Items from a data source:
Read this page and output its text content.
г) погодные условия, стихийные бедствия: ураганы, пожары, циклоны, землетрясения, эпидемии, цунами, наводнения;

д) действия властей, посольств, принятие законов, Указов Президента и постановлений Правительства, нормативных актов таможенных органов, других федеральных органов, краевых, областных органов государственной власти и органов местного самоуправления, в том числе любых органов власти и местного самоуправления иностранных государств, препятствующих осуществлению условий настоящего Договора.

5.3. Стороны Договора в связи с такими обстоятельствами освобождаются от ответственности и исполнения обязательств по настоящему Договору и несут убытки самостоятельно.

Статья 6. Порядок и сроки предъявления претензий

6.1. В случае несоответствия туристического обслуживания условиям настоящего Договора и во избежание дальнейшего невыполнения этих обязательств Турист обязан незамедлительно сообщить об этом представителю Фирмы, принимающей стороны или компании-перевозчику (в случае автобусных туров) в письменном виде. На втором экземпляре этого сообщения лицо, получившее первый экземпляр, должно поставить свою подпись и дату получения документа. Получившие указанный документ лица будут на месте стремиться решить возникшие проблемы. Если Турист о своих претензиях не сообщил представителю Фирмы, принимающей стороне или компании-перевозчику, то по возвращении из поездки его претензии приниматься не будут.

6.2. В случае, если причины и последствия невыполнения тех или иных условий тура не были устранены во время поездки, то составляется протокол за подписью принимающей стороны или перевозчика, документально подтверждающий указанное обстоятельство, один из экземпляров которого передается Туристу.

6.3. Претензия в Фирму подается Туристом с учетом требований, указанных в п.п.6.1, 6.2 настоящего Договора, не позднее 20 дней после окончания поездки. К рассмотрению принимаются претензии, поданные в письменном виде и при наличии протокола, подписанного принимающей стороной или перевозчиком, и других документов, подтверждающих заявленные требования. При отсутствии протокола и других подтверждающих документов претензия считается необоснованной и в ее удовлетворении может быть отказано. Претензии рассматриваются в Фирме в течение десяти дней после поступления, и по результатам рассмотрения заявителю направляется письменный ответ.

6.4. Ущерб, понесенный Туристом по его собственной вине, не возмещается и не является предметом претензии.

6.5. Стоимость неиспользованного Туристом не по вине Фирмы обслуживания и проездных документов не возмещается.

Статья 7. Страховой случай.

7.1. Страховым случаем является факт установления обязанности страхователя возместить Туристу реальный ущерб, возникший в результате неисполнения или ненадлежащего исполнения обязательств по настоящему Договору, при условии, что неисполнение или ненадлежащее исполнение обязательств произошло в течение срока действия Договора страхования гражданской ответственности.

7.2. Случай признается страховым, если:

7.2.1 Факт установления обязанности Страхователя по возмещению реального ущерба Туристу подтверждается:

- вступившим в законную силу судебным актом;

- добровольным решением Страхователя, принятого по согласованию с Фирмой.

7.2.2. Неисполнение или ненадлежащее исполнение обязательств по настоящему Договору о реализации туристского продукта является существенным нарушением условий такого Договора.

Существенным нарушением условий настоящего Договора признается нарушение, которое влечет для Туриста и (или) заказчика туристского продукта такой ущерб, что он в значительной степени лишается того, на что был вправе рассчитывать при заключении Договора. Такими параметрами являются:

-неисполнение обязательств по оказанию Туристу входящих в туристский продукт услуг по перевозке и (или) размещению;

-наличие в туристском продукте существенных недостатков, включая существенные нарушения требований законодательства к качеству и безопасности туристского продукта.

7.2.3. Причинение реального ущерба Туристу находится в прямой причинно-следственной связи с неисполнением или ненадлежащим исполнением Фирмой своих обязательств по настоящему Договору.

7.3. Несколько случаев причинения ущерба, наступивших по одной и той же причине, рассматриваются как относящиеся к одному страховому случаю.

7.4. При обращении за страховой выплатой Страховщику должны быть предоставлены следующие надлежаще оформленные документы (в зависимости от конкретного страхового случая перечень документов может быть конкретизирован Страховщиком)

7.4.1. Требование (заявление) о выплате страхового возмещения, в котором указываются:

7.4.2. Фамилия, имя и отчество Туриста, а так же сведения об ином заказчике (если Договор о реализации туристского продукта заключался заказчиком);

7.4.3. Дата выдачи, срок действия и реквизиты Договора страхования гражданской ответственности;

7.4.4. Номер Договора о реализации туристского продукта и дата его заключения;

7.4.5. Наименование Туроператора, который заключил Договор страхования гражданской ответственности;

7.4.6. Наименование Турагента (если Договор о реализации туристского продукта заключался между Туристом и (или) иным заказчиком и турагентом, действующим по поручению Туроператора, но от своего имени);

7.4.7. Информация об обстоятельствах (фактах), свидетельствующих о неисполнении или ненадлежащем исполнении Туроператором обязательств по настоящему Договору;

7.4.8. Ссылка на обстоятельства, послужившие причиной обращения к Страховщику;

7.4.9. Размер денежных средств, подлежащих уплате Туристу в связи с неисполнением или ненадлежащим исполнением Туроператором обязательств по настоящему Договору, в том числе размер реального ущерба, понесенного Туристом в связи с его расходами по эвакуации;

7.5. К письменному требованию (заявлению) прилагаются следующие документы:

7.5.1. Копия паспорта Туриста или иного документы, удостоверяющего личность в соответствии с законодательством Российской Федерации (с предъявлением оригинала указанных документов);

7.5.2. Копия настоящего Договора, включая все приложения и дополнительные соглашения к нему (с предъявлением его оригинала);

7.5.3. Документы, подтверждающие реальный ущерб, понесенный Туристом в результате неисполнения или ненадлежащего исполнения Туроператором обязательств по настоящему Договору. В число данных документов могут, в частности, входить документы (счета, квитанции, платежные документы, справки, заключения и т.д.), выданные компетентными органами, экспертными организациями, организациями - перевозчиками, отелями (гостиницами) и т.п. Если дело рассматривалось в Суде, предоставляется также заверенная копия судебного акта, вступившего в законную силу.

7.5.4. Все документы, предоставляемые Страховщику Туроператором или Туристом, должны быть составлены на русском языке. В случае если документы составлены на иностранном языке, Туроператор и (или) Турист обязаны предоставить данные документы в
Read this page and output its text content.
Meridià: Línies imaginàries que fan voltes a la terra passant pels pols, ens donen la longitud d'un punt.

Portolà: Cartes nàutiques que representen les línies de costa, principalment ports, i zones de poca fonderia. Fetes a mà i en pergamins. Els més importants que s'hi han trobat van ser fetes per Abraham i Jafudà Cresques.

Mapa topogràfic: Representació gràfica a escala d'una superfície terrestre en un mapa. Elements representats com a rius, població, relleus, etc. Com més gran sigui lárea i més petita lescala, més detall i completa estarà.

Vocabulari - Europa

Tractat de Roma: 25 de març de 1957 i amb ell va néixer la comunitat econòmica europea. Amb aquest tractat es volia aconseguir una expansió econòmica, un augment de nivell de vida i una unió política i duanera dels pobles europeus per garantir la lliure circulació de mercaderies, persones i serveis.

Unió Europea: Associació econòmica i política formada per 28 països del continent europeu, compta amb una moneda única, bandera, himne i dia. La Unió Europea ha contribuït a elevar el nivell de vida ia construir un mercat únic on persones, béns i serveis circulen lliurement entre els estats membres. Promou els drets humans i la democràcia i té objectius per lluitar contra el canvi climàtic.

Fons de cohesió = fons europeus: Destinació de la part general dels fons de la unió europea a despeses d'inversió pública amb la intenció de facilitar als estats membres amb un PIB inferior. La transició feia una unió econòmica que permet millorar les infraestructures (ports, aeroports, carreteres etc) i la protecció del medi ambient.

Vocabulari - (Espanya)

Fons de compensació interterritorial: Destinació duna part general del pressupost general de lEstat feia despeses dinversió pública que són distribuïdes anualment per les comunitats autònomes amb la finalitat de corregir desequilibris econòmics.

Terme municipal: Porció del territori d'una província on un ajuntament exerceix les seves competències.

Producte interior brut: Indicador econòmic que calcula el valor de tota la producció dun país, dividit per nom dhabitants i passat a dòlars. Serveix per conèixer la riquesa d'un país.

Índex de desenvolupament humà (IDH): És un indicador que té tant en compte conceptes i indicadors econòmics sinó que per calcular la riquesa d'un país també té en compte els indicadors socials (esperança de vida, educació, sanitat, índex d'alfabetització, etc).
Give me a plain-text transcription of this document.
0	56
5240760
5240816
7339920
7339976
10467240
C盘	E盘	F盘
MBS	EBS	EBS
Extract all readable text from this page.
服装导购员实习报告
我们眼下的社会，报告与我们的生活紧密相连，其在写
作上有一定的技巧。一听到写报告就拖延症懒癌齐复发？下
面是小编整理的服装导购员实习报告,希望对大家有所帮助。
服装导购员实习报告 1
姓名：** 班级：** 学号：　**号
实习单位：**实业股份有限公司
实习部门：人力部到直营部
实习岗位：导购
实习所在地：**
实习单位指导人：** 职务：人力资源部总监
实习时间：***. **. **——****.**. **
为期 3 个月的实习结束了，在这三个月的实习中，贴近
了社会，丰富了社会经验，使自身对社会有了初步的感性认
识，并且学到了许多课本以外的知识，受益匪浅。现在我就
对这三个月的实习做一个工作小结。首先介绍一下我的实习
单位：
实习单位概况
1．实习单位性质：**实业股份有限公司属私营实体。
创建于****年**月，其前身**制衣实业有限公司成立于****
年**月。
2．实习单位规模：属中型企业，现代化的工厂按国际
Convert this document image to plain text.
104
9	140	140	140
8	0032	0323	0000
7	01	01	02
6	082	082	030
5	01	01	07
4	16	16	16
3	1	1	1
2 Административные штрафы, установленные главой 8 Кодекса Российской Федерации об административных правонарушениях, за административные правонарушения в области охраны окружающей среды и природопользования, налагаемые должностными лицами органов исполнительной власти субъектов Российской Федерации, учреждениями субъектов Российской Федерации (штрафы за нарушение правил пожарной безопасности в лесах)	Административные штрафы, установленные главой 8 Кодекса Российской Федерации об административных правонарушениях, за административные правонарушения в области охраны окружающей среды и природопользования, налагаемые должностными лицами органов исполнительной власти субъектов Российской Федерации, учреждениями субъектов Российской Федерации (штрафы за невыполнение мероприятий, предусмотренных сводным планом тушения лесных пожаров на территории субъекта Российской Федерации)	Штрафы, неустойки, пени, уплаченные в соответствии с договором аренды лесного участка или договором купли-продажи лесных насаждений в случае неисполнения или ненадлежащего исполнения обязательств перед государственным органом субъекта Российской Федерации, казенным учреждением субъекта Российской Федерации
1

Short problem: In the listing above, find the line containing "Extract all readable text from this page.", then reproduce it and each line after it through the end, exactly and with nothing added.

Response to this exercise:
Extract all readable text from this page.
服装导购员实习报告
我们眼下的社会，报告与我们的生活紧密相连，其在写
作上有一定的技巧。一听到写报告就拖延症懒癌齐复发？下
面是小编整理的服装导购员实习报告,希望对大家有所帮助。
服装导购员实习报告 1
姓名：** 班级：** 学号：　**号
实习单位：**实业股份有限公司
实习部门：人力部到直营部
实习岗位：导购
实习所在地：**
实习单位指导人：** 职务：人力资源部总监
实习时间：***. **. **——****.**. **
为期 3 个月的实习结束了，在这三个月的实习中，贴近
了社会，丰富了社会经验，使自身对社会有了初步的感性认
识，并且学到了许多课本以外的知识，受益匪浅。现在我就
对这三个月的实习做一个工作小结。首先介绍一下我的实习
单位：
实习单位概况
1．实习单位性质：**实业股份有限公司属私营实体。
创建于****年**月，其前身**制衣实业有限公司成立于****
年**月。
2．实习单位规模：属中型企业，现代化的工厂按国际
Convert this document image to plain text.
104
9	140	140	140
8	0032	0323	0000
7	01	01	02
6	082	082	030
5	01	01	07
4	16	16	16
3	1	1	1
2 Административные штрафы, установленные главой 8 Кодекса Российской Федерации об административных правонарушениях, за административные правонарушения в области охраны окружающей среды и природопользования, налагаемые должностными лицами органов исполнительной власти субъектов Российской Федерации, учреждениями субъектов Российской Федерации (штрафы за нарушение правил пожарной безопасности в лесах)	Административные штрафы, установленные главой 8 Кодекса Российской Федерации об административных правонарушениях, за административные правонарушения в области охраны окружающей среды и природопользования, налагаемые должностными лицами органов исполнительной власти субъектов Российской Федерации, учреждениями субъектов Российской Федерации (штрафы за невыполнение мероприятий, предусмотренных сводным планом тушения лесных пожаров на территории субъекта Российской Федерации)	Штрафы, неустойки, пени, уплаченные в соответствии с договором аренды лесного участка или договором купли-продажи лесных насаждений в случае неисполнения или ненадлежащего исполнения обязательств перед государственным органом субъекта Российской Федерации, казенным учреждением субъекта Российской Федерации
1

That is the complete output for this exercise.